##### Working data

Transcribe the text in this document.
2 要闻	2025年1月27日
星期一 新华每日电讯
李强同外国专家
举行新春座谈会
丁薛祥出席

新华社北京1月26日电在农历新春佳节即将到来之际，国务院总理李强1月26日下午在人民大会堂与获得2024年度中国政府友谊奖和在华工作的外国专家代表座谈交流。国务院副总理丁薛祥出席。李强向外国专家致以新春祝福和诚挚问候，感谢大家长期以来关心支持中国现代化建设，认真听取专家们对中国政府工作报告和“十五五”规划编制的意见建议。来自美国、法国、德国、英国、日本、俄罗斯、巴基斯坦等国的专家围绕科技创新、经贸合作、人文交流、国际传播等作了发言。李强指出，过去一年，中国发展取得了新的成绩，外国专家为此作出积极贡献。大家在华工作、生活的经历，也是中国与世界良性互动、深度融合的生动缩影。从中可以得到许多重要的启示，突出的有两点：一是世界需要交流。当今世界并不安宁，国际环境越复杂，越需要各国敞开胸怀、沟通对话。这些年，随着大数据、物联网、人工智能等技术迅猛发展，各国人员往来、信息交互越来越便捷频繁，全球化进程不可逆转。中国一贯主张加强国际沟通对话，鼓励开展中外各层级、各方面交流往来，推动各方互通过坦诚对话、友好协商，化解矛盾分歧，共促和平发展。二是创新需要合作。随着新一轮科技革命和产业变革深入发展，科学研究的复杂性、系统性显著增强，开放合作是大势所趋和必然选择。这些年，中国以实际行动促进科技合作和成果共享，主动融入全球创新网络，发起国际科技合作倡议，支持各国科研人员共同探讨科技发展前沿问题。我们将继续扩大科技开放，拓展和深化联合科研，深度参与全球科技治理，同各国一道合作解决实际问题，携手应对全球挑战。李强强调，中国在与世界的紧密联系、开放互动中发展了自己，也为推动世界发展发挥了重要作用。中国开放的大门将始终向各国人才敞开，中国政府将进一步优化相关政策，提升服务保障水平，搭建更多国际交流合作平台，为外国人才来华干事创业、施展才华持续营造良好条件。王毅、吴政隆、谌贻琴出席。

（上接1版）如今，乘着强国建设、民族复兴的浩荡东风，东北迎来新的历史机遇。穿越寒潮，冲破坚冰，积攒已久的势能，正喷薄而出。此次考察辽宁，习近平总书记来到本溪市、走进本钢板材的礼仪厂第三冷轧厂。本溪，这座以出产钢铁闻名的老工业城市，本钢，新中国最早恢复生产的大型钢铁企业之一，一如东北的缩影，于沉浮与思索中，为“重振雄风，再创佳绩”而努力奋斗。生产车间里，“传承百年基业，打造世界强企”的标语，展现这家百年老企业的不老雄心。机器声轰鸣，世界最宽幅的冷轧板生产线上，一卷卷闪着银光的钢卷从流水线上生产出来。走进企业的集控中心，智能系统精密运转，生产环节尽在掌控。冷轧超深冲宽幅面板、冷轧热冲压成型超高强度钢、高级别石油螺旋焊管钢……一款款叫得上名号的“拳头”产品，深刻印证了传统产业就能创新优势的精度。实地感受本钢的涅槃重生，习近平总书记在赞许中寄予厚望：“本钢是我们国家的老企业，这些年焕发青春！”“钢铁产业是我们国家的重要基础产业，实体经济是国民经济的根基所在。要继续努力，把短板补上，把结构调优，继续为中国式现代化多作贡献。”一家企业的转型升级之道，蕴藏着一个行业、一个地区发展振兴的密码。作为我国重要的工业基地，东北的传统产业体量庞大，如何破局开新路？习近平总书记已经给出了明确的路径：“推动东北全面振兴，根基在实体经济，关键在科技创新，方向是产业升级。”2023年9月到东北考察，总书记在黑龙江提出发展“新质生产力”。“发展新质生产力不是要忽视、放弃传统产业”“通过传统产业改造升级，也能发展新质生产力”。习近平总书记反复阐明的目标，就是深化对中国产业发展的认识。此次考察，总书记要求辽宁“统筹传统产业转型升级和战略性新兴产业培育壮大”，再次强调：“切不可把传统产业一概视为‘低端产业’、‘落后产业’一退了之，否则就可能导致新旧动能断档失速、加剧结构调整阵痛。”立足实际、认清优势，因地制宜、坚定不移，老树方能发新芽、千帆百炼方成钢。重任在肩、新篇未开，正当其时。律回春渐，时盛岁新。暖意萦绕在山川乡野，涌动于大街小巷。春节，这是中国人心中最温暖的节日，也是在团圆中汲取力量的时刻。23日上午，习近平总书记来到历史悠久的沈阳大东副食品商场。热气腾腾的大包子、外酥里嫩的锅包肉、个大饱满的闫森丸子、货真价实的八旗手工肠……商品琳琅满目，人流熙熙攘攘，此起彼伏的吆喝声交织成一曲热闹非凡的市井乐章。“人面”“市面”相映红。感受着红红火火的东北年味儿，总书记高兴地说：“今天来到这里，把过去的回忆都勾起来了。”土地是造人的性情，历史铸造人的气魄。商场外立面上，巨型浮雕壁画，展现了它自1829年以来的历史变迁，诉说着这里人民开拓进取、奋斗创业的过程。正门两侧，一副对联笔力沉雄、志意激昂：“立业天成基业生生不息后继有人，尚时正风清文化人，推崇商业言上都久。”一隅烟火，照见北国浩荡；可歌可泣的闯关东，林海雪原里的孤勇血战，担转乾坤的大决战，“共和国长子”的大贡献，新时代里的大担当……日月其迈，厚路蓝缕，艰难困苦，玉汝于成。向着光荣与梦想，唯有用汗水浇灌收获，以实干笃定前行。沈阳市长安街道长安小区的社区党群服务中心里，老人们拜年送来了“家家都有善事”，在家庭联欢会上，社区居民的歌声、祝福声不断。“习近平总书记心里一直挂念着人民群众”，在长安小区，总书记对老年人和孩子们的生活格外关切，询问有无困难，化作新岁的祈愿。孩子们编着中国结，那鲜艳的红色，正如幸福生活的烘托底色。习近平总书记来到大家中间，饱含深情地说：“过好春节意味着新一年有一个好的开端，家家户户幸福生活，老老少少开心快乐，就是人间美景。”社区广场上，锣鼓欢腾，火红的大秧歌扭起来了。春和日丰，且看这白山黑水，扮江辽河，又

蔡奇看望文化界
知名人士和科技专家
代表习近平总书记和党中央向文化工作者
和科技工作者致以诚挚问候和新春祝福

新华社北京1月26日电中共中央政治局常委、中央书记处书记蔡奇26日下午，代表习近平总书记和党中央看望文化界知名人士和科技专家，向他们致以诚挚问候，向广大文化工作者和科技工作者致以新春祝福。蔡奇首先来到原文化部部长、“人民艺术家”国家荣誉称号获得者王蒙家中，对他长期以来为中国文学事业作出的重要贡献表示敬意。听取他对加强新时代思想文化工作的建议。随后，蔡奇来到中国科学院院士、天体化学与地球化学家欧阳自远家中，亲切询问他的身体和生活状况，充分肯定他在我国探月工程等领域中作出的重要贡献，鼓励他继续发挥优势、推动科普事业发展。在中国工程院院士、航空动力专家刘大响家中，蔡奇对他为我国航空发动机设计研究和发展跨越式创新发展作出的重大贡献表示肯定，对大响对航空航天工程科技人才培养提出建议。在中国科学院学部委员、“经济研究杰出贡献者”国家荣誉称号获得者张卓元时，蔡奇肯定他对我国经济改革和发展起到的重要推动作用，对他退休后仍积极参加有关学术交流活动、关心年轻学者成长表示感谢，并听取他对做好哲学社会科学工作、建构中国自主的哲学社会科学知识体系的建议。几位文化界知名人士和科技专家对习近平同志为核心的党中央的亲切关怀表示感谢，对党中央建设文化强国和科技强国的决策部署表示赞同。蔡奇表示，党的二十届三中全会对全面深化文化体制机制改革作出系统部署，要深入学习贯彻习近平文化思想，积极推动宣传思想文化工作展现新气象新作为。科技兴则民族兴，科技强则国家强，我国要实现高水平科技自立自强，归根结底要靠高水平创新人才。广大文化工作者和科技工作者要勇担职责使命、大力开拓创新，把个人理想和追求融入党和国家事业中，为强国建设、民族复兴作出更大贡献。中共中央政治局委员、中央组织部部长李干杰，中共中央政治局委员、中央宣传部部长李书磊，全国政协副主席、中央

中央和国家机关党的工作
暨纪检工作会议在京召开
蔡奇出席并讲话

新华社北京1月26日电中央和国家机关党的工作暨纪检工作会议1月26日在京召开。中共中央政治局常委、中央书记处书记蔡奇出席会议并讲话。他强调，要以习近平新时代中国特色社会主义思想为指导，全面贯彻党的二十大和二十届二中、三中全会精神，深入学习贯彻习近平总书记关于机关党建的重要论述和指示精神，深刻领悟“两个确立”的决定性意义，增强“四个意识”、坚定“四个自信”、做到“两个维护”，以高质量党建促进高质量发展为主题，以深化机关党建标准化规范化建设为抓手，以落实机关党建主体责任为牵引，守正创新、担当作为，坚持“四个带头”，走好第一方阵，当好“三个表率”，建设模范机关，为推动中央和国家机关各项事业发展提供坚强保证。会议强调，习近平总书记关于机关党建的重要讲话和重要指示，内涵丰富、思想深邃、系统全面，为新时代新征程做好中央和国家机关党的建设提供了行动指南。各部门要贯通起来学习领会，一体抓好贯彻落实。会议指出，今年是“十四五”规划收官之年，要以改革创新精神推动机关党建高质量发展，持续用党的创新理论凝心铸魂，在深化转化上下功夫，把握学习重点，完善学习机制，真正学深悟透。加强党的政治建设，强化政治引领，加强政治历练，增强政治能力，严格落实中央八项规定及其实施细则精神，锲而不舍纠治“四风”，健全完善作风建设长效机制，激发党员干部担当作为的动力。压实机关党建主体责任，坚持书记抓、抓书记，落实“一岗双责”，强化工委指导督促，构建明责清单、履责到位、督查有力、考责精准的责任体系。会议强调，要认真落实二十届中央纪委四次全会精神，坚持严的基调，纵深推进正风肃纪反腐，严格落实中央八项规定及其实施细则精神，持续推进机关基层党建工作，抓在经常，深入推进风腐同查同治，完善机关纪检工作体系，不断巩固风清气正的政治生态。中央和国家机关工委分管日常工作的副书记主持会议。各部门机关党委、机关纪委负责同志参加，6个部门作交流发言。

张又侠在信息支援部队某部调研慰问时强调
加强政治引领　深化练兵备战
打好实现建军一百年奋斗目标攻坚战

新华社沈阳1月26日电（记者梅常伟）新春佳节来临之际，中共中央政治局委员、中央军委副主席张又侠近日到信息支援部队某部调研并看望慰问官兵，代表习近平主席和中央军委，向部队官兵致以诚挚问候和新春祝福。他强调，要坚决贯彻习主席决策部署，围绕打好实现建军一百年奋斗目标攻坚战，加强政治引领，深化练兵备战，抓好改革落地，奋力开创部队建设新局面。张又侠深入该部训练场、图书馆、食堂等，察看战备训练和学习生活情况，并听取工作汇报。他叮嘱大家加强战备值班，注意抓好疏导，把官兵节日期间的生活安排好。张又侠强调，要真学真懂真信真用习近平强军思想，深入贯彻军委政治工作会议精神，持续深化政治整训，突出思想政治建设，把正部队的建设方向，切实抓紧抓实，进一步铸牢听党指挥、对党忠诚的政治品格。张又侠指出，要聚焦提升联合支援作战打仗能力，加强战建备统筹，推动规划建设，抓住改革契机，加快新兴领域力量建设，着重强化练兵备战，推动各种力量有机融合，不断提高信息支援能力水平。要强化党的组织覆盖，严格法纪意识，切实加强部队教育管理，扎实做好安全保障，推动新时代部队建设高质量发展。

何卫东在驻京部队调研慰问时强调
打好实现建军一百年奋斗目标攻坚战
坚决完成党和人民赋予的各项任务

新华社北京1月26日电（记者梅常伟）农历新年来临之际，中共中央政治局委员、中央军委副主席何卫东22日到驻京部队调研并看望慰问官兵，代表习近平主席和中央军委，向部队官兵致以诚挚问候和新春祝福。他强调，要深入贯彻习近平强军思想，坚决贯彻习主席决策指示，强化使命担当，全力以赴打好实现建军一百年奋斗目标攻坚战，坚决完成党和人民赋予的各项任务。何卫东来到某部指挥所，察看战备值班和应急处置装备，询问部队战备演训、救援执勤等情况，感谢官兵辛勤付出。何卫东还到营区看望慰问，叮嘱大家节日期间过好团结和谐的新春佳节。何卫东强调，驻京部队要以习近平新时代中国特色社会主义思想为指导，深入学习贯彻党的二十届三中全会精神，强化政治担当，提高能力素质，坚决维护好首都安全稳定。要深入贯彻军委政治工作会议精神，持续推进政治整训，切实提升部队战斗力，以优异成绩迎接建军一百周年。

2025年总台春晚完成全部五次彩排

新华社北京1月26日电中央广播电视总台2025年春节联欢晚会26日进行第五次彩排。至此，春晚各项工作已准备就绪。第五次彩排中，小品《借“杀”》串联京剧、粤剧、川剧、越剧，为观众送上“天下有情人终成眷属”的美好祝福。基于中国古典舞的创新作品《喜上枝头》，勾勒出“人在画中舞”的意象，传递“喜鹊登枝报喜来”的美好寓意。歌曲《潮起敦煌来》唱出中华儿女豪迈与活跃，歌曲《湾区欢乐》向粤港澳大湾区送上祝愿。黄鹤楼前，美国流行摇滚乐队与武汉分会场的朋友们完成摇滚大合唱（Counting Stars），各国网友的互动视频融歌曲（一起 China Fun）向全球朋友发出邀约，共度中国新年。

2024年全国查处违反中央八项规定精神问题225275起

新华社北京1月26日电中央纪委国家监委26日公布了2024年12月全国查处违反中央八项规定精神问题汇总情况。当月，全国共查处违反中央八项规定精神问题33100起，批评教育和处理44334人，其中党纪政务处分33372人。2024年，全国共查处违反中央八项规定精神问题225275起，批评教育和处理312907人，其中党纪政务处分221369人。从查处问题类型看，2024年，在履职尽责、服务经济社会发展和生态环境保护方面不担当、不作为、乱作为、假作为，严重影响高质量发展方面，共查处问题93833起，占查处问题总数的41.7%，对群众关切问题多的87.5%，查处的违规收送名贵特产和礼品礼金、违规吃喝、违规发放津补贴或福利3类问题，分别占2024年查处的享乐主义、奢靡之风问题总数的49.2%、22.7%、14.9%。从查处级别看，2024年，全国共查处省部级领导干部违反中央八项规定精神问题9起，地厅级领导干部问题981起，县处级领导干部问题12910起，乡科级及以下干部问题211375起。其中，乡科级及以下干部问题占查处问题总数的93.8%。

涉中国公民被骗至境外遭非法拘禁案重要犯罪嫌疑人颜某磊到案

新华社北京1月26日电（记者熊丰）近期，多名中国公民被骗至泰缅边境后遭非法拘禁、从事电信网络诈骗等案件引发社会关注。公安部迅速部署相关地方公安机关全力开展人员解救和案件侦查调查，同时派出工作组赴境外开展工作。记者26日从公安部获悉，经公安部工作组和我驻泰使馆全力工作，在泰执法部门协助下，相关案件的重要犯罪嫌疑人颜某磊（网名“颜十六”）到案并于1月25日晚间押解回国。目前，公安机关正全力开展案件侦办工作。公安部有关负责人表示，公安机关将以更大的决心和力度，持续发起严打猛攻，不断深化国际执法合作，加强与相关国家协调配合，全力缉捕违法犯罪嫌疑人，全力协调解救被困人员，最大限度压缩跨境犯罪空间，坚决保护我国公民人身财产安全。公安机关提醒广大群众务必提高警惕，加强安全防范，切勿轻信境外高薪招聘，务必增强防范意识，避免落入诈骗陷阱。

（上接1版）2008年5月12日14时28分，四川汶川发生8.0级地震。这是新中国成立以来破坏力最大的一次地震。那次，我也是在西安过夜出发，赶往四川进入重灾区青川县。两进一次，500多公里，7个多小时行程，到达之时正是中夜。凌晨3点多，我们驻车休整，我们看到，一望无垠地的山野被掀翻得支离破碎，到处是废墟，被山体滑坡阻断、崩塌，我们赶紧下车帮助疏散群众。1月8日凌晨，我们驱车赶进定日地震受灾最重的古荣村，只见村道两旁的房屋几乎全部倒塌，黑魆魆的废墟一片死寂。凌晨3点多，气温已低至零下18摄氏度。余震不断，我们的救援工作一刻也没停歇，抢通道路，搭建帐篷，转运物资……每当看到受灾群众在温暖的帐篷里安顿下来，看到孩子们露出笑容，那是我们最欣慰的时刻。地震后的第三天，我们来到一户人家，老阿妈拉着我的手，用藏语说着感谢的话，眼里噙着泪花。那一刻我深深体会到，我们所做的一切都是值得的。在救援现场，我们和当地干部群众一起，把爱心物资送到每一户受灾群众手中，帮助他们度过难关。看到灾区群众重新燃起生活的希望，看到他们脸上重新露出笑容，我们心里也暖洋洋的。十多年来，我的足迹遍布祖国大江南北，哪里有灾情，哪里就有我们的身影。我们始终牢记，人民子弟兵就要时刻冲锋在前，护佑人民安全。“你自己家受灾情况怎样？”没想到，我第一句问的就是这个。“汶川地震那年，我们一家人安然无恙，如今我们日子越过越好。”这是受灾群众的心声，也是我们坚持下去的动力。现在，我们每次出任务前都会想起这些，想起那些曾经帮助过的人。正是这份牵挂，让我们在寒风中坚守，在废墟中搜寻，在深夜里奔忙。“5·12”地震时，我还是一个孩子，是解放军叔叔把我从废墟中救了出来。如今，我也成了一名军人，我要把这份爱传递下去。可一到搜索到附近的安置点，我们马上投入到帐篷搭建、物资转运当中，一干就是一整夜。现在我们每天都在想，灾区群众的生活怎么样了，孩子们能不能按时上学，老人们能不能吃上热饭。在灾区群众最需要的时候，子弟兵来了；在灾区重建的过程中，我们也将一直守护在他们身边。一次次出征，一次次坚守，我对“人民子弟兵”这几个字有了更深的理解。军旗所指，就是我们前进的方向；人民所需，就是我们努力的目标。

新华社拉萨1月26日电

##########

- To be done -
From the entries above, return each line with the word "坚决完成党和人民赋予的各项任务" in it.

- The completed task -
坚决完成党和人民赋予的各项任务
新华社北京1月26日电（记者梅常伟）农历新年来临之际，中共中央政治局委员、中央军委副主席何卫东22日到驻京部队调研并看望慰问官兵，代表习近平主席和中央军委，向部队官兵致以诚挚问候和新春祝福。他强调，要深入贯彻习近平强军思想，坚决贯彻习主席决策指示，强化使命担当，全力以赴打好实现建军一百年奋斗目标攻坚战，坚决完成党和人民赋予的各项任务。何卫东来到某部指挥所，察看战备值班和应急处置装备，询问部队战备演训、救援执勤等情况，感谢官兵辛勤付出。何卫东还到营区看望慰问，叮嘱大家节日期间过好团结和谐的新春佳节。何卫东强调，驻京部队要以习近平新时代中国特色社会主义思想为指导，深入学习贯彻党的二十届三中全会精神，强化政治担当，提高能力素质，坚决维护好首都安全稳定。要深入贯彻军委政治工作会议精神，持续推进政治整训，切实提升部队战斗力，以优异成绩迎接建军一百周年。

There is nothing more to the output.